===== ENTRIES =====

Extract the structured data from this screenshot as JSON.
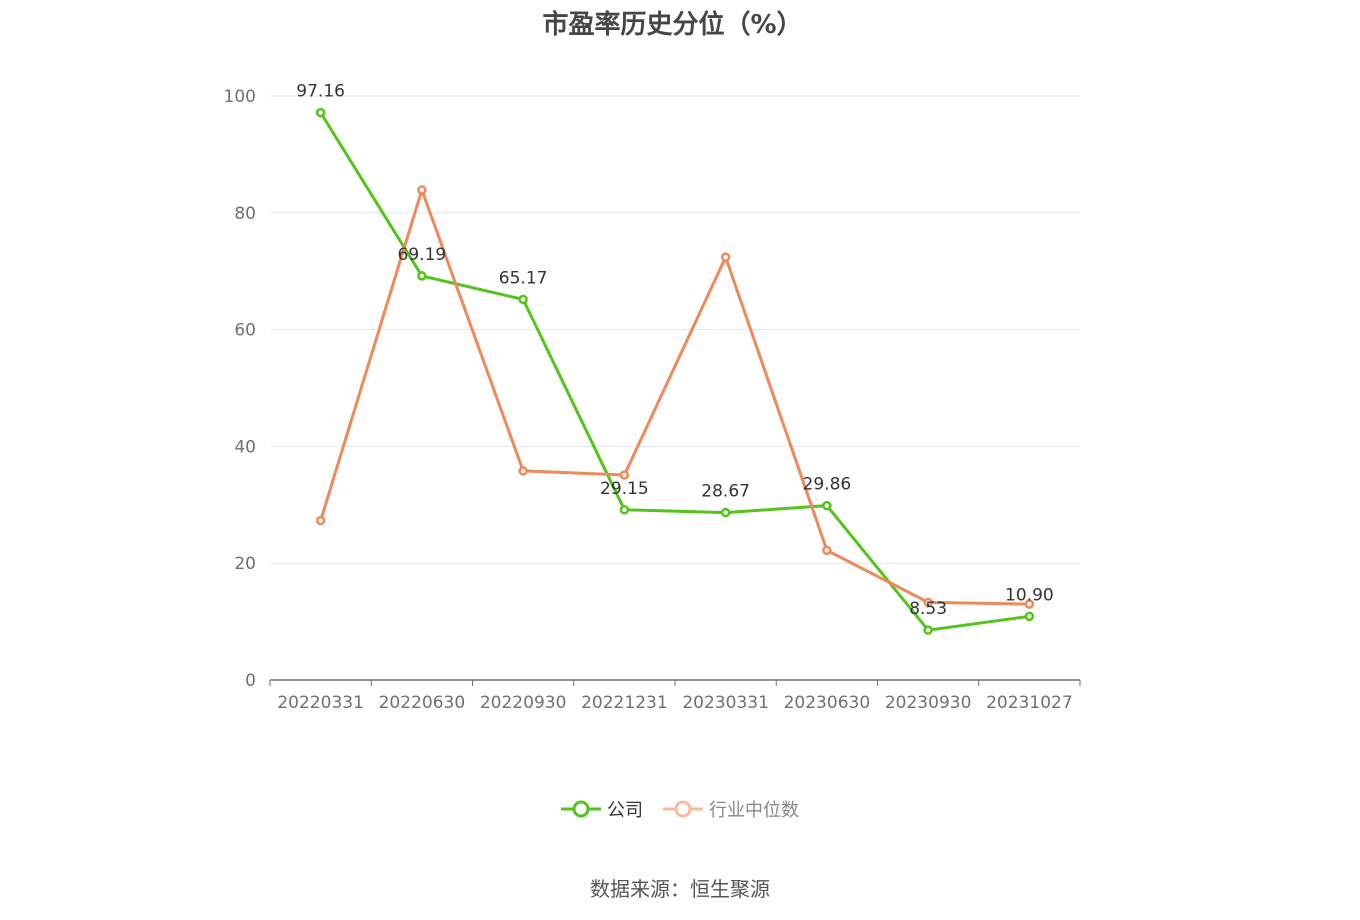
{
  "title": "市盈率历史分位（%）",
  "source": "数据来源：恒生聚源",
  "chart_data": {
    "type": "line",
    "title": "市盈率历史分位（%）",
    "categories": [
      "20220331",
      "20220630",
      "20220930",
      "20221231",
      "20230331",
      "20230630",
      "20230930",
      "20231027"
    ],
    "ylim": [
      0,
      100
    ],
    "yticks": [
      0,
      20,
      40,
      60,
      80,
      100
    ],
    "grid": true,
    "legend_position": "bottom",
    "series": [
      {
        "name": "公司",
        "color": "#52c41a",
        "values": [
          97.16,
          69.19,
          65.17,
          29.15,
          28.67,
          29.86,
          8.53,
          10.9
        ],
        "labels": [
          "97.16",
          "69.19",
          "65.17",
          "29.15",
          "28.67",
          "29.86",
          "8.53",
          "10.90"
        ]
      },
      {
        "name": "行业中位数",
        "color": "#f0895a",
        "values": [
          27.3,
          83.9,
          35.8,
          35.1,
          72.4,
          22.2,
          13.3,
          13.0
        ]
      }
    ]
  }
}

=====

Omitting all images, print the listing exactly.

WRITTEN ANSWER:
Extract the structured data from this screenshot as JSON.
{
  "title": "市盈率历史分位（%）",
  "source": "数据来源：恒生聚源",
  "chart_data": {
    "type": "line",
    "title": "市盈率历史分位（%）",
    "categories": [
      "20220331",
      "20220630",
      "20220930",
      "20221231",
      "20230331",
      "20230630",
      "20230930",
      "20231027"
    ],
    "ylim": [
      0,
      100
    ],
    "yticks": [
      0,
      20,
      40,
      60,
      80,
      100
    ],
    "grid": true,
    "legend_position": "bottom",
    "series": [
      {
        "name": "公司",
        "color": "#52c41a",
        "values": [
          97.16,
          69.19,
          65.17,
          29.15,
          28.67,
          29.86,
          8.53,
          10.9
        ],
        "labels": [
          "97.16",
          "69.19",
          "65.17",
          "29.15",
          "28.67",
          "29.86",
          "8.53",
          "10.90"
        ]
      },
      {
        "name": "行业中位数",
        "color": "#f0895a",
        "values": [
          27.3,
          83.9,
          35.8,
          35.1,
          72.4,
          22.2,
          13.3,
          13.0
        ]
      }
    ]
  }
}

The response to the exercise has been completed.